##### Stored rows #####
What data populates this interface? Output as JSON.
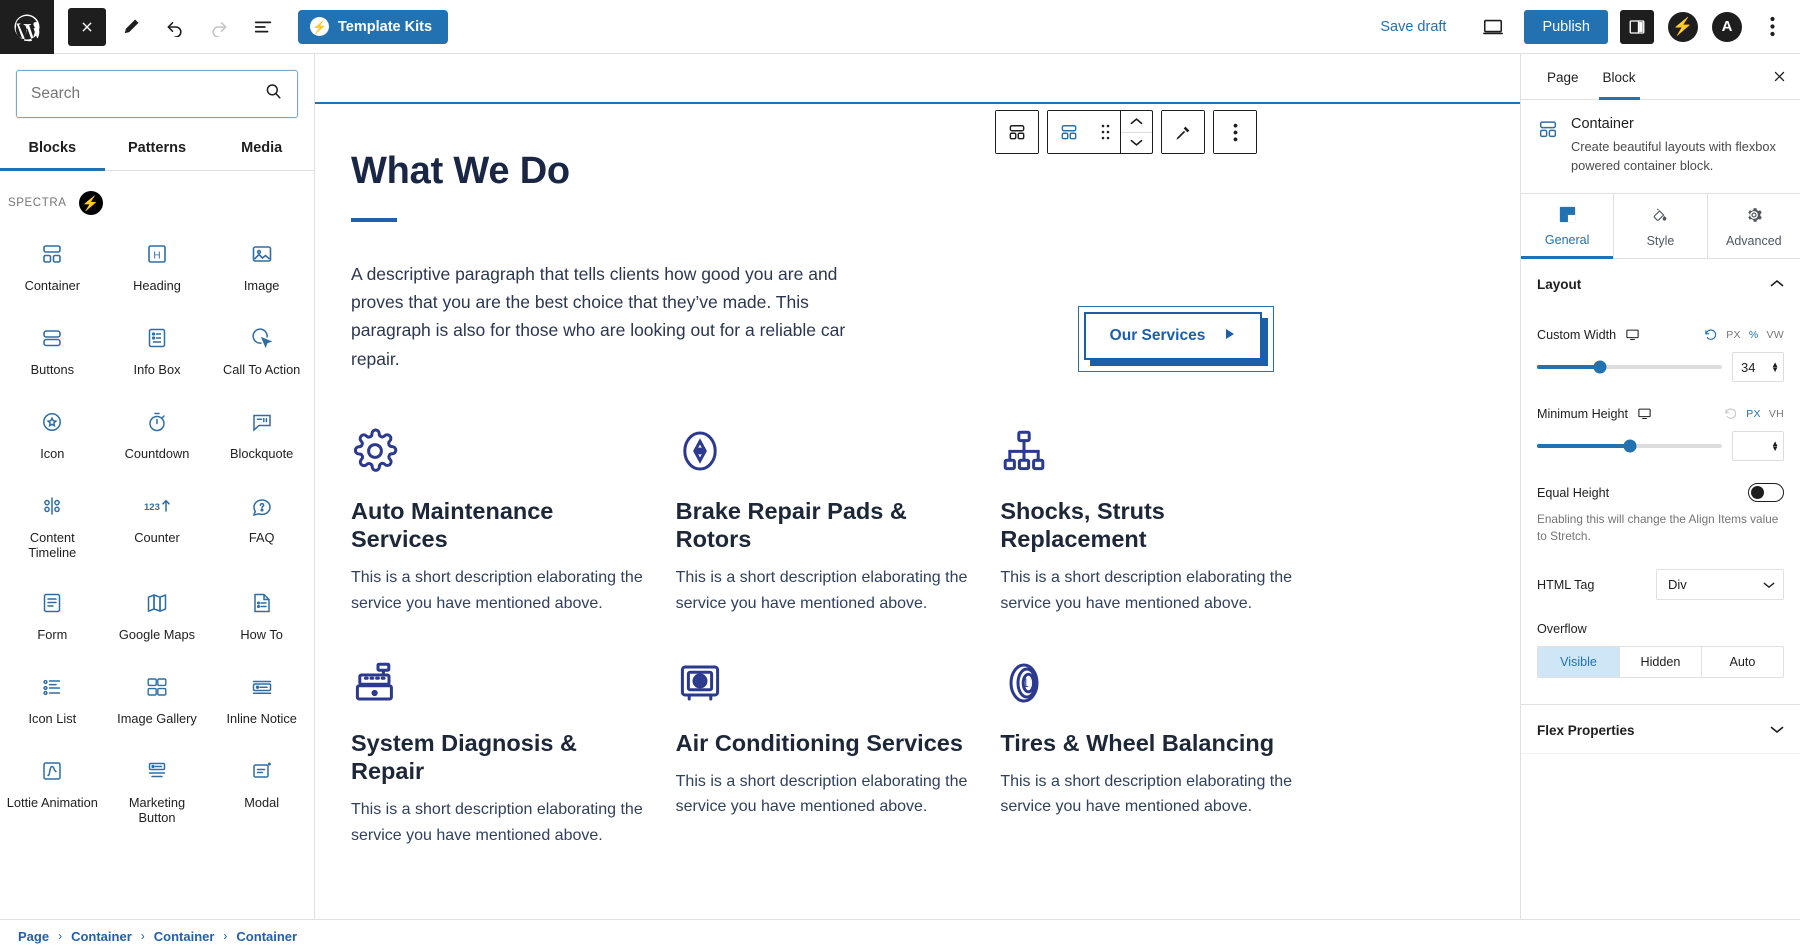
{
  "topbar": {
    "wp_logo": "wordpress-logo",
    "close_label": "Close",
    "edit_label": "Edit",
    "undo_label": "Undo",
    "redo_label": "Redo",
    "list_view_label": "Document Overview",
    "template_kits": "Template Kits",
    "save_draft": "Save draft",
    "preview_label": "Preview",
    "publish": "Publish",
    "settings_label": "Settings",
    "spectra_label": "Spectra",
    "astra_label": "Astra",
    "options_label": "Options"
  },
  "inserter": {
    "search_placeholder": "Search",
    "search_value": "",
    "tabs": [
      {
        "label": "Blocks",
        "active": true
      },
      {
        "label": "Patterns",
        "active": false
      },
      {
        "label": "Media",
        "active": false
      }
    ],
    "category": "SPECTRA",
    "blocks": [
      {
        "label": "Container",
        "icon": "container-icon"
      },
      {
        "label": "Heading",
        "icon": "heading-icon"
      },
      {
        "label": "Image",
        "icon": "image-icon"
      },
      {
        "label": "Buttons",
        "icon": "buttons-icon"
      },
      {
        "label": "Info Box",
        "icon": "info-box-icon"
      },
      {
        "label": "Call To Action",
        "icon": "call-to-action-icon"
      },
      {
        "label": "Icon",
        "icon": "icon-icon"
      },
      {
        "label": "Countdown",
        "icon": "countdown-icon"
      },
      {
        "label": "Blockquote",
        "icon": "blockquote-icon"
      },
      {
        "label": "Content Timeline",
        "icon": "content-timeline-icon"
      },
      {
        "label": "Counter",
        "icon": "counter-icon"
      },
      {
        "label": "FAQ",
        "icon": "faq-icon"
      },
      {
        "label": "Form",
        "icon": "form-icon"
      },
      {
        "label": "Google Maps",
        "icon": "google-maps-icon"
      },
      {
        "label": "How To",
        "icon": "how-to-icon"
      },
      {
        "label": "Icon List",
        "icon": "icon-list-icon"
      },
      {
        "label": "Image Gallery",
        "icon": "image-gallery-icon"
      },
      {
        "label": "Inline Notice",
        "icon": "inline-notice-icon"
      },
      {
        "label": "Lottie Animation",
        "icon": "lottie-animation-icon"
      },
      {
        "label": "Marketing Button",
        "icon": "marketing-button-icon"
      },
      {
        "label": "Modal",
        "icon": "modal-icon"
      }
    ]
  },
  "block_toolbar": {
    "parent_label": "Select parent block: Container",
    "block_type_label": "Container",
    "drag_label": "Drag",
    "move_up_label": "Move up",
    "move_down_label": "Move down",
    "styles_label": "Styles",
    "options_label": "Options"
  },
  "content": {
    "heading": "What We Do",
    "paragraph": "A descriptive paragraph that tells clients how good you are and proves that you are the best choice that they’ve made. This paragraph is also for those who are looking out for a reliable car repair.",
    "cta_button": "Our Services",
    "services": [
      {
        "icon": "gear-icon",
        "title": "Auto Maintenance Services",
        "desc": "This is a short description elaborating the service you have mentioned above."
      },
      {
        "icon": "compass-icon",
        "title": "Brake Repair Pads & Rotors",
        "desc": "This is a short description elaborating the service you have mentioned above."
      },
      {
        "icon": "hierarchy-icon",
        "title": "Shocks, Struts Replacement",
        "desc": "This is a short description elaborating the service you have mentioned above."
      },
      {
        "icon": "cash-register-icon",
        "title": "System Diagnosis & Repair",
        "desc": "This is a short description elaborating the service you have mentioned above."
      },
      {
        "icon": "safe-box-icon",
        "title": "Air Conditioning Services",
        "desc": "This is a short description elaborating the service you have mentioned above."
      },
      {
        "icon": "tire-icon",
        "title": "Tires & Wheel Balancing",
        "desc": "This is a short description elaborating the service you have mentioned above."
      }
    ]
  },
  "settings": {
    "tabs": [
      {
        "label": "Page",
        "active": false
      },
      {
        "label": "Block",
        "active": true
      }
    ],
    "close_label": "Close settings",
    "block_name": "Container",
    "block_desc": "Create beautiful layouts with flexbox powered container block.",
    "sections": [
      {
        "label": "General",
        "icon": "general-icon",
        "active": true
      },
      {
        "label": "Style",
        "icon": "style-icon",
        "active": false
      },
      {
        "label": "Advanced",
        "icon": "advanced-icon",
        "active": false
      }
    ],
    "layout_panel": {
      "title": "Layout",
      "custom_width": {
        "label": "Custom Width",
        "device_icon": "desktop-icon",
        "reset_icon": "reset-icon",
        "units": [
          {
            "label": "PX",
            "selected": false
          },
          {
            "label": "%",
            "selected": true
          },
          {
            "label": "VW",
            "selected": false
          }
        ],
        "value": "34",
        "slider_percent": 34
      },
      "minimum_height": {
        "label": "Minimum Height",
        "device_icon": "desktop-icon",
        "reset_icon": "reset-icon",
        "units": [
          {
            "label": "PX",
            "selected": true
          },
          {
            "label": "VH",
            "selected": false
          }
        ],
        "value": "",
        "slider_percent": 50
      },
      "equal_height": {
        "label": "Equal Height",
        "enabled": false,
        "hint": "Enabling this will change the Align Items value to Stretch."
      },
      "html_tag": {
        "label": "HTML Tag",
        "value": "Div"
      },
      "overflow": {
        "label": "Overflow",
        "options": [
          {
            "label": "Visible",
            "selected": true
          },
          {
            "label": "Hidden",
            "selected": false
          },
          {
            "label": "Auto",
            "selected": false
          }
        ]
      }
    },
    "flex_panel": {
      "title": "Flex Properties"
    }
  },
  "breadcrumb": {
    "items": [
      "Page",
      "Container",
      "Container",
      "Container"
    ],
    "separator": "›"
  },
  "colors": {
    "accent": "#2271b1",
    "brand_dark": "#1e1e1e",
    "content_blue": "#2b3a8f",
    "heading": "#1d2738"
  }
}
#####
What is asked:
Reproduce all the entries that precede this task, word for word, minus any pictures.

Answer to this exercise:
What data populates this interface? Output as JSON.
{
  "topbar": {
    "wp_logo": "wordpress-logo",
    "close_label": "Close",
    "edit_label": "Edit",
    "undo_label": "Undo",
    "redo_label": "Redo",
    "list_view_label": "Document Overview",
    "template_kits": "Template Kits",
    "save_draft": "Save draft",
    "preview_label": "Preview",
    "publish": "Publish",
    "settings_label": "Settings",
    "spectra_label": "Spectra",
    "astra_label": "Astra",
    "options_label": "Options"
  },
  "inserter": {
    "search_placeholder": "Search",
    "search_value": "",
    "tabs": [
      {
        "label": "Blocks",
        "active": true
      },
      {
        "label": "Patterns",
        "active": false
      },
      {
        "label": "Media",
        "active": false
      }
    ],
    "category": "SPECTRA",
    "blocks": [
      {
        "label": "Container",
        "icon": "container-icon"
      },
      {
        "label": "Heading",
        "icon": "heading-icon"
      },
      {
        "label": "Image",
        "icon": "image-icon"
      },
      {
        "label": "Buttons",
        "icon": "buttons-icon"
      },
      {
        "label": "Info Box",
        "icon": "info-box-icon"
      },
      {
        "label": "Call To Action",
        "icon": "call-to-action-icon"
      },
      {
        "label": "Icon",
        "icon": "icon-icon"
      },
      {
        "label": "Countdown",
        "icon": "countdown-icon"
      },
      {
        "label": "Blockquote",
        "icon": "blockquote-icon"
      },
      {
        "label": "Content Timeline",
        "icon": "content-timeline-icon"
      },
      {
        "label": "Counter",
        "icon": "counter-icon"
      },
      {
        "label": "FAQ",
        "icon": "faq-icon"
      },
      {
        "label": "Form",
        "icon": "form-icon"
      },
      {
        "label": "Google Maps",
        "icon": "google-maps-icon"
      },
      {
        "label": "How To",
        "icon": "how-to-icon"
      },
      {
        "label": "Icon List",
        "icon": "icon-list-icon"
      },
      {
        "label": "Image Gallery",
        "icon": "image-gallery-icon"
      },
      {
        "label": "Inline Notice",
        "icon": "inline-notice-icon"
      },
      {
        "label": "Lottie Animation",
        "icon": "lottie-animation-icon"
      },
      {
        "label": "Marketing Button",
        "icon": "marketing-button-icon"
      },
      {
        "label": "Modal",
        "icon": "modal-icon"
      }
    ]
  },
  "block_toolbar": {
    "parent_label": "Select parent block: Container",
    "block_type_label": "Container",
    "drag_label": "Drag",
    "move_up_label": "Move up",
    "move_down_label": "Move down",
    "styles_label": "Styles",
    "options_label": "Options"
  },
  "content": {
    "heading": "What We Do",
    "paragraph": "A descriptive paragraph that tells clients how good you are and proves that you are the best choice that they’ve made. This paragraph is also for those who are looking out for a reliable car repair.",
    "cta_button": "Our Services",
    "services": [
      {
        "icon": "gear-icon",
        "title": "Auto Maintenance Services",
        "desc": "This is a short description elaborating the service you have mentioned above."
      },
      {
        "icon": "compass-icon",
        "title": "Brake Repair Pads & Rotors",
        "desc": "This is a short description elaborating the service you have mentioned above."
      },
      {
        "icon": "hierarchy-icon",
        "title": "Shocks, Struts Replacement",
        "desc": "This is a short description elaborating the service you have mentioned above."
      },
      {
        "icon": "cash-register-icon",
        "title": "System Diagnosis & Repair",
        "desc": "This is a short description elaborating the service you have mentioned above."
      },
      {
        "icon": "safe-box-icon",
        "title": "Air Conditioning Services",
        "desc": "This is a short description elaborating the service you have mentioned above."
      },
      {
        "icon": "tire-icon",
        "title": "Tires & Wheel Balancing",
        "desc": "This is a short description elaborating the service you have mentioned above."
      }
    ]
  },
  "settings": {
    "tabs": [
      {
        "label": "Page",
        "active": false
      },
      {
        "label": "Block",
        "active": true
      }
    ],
    "close_label": "Close settings",
    "block_name": "Container",
    "block_desc": "Create beautiful layouts with flexbox powered container block.",
    "sections": [
      {
        "label": "General",
        "icon": "general-icon",
        "active": true
      },
      {
        "label": "Style",
        "icon": "style-icon",
        "active": false
      },
      {
        "label": "Advanced",
        "icon": "advanced-icon",
        "active": false
      }
    ],
    "layout_panel": {
      "title": "Layout",
      "custom_width": {
        "label": "Custom Width",
        "device_icon": "desktop-icon",
        "reset_icon": "reset-icon",
        "units": [
          {
            "label": "PX",
            "selected": false
          },
          {
            "label": "%",
            "selected": true
          },
          {
            "label": "VW",
            "selected": false
          }
        ],
        "value": "34",
        "slider_percent": 34
      },
      "minimum_height": {
        "label": "Minimum Height",
        "device_icon": "desktop-icon",
        "reset_icon": "reset-icon",
        "units": [
          {
            "label": "PX",
            "selected": true
          },
          {
            "label": "VH",
            "selected": false
          }
        ],
        "value": "",
        "slider_percent": 50
      },
      "equal_height": {
        "label": "Equal Height",
        "enabled": false,
        "hint": "Enabling this will change the Align Items value to Stretch."
      },
      "html_tag": {
        "label": "HTML Tag",
        "value": "Div"
      },
      "overflow": {
        "label": "Overflow",
        "options": [
          {
            "label": "Visible",
            "selected": true
          },
          {
            "label": "Hidden",
            "selected": false
          },
          {
            "label": "Auto",
            "selected": false
          }
        ]
      }
    },
    "flex_panel": {
      "title": "Flex Properties"
    }
  },
  "breadcrumb": {
    "items": [
      "Page",
      "Container",
      "Container",
      "Container"
    ],
    "separator": "›"
  },
  "colors": {
    "accent": "#2271b1",
    "brand_dark": "#1e1e1e",
    "content_blue": "#2b3a8f",
    "heading": "#1d2738"
  }
}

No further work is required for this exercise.